### ACTIVITY
Quote all entries in full, exactly.

===== DATA FOR REVIEW =====

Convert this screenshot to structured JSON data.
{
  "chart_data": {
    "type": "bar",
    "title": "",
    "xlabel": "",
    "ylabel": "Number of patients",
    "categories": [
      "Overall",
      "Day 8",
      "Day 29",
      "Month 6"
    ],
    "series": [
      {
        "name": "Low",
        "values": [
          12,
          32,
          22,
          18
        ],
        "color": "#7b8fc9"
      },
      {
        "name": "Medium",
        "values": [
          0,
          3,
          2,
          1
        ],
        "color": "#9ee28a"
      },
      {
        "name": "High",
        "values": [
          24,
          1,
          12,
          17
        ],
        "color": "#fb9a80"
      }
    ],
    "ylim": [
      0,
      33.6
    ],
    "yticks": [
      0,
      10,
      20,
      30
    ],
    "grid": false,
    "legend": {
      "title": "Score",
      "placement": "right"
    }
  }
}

=====

### WRITTEN ANSWER
Convert this screenshot to structured JSON data.
{
  "chart_data": {
    "type": "bar",
    "title": "",
    "xlabel": "",
    "ylabel": "Number of patients",
    "categories": [
      "Overall",
      "Day 8",
      "Day 29",
      "Month 6"
    ],
    "series": [
      {
        "name": "Low",
        "values": [
          12,
          32,
          22,
          18
        ],
        "color": "#7b8fc9"
      },
      {
        "name": "Medium",
        "values": [
          0,
          3,
          2,
          1
        ],
        "color": "#9ee28a"
      },
      {
        "name": "High",
        "values": [
          24,
          1,
          12,
          17
        ],
        "color": "#fb9a80"
      }
    ],
    "ylim": [
      0,
      33.6
    ],
    "yticks": [
      0,
      10,
      20,
      30
    ],
    "grid": false,
    "legend": {
      "title": "Score",
      "placement": "right"
    }
  }
}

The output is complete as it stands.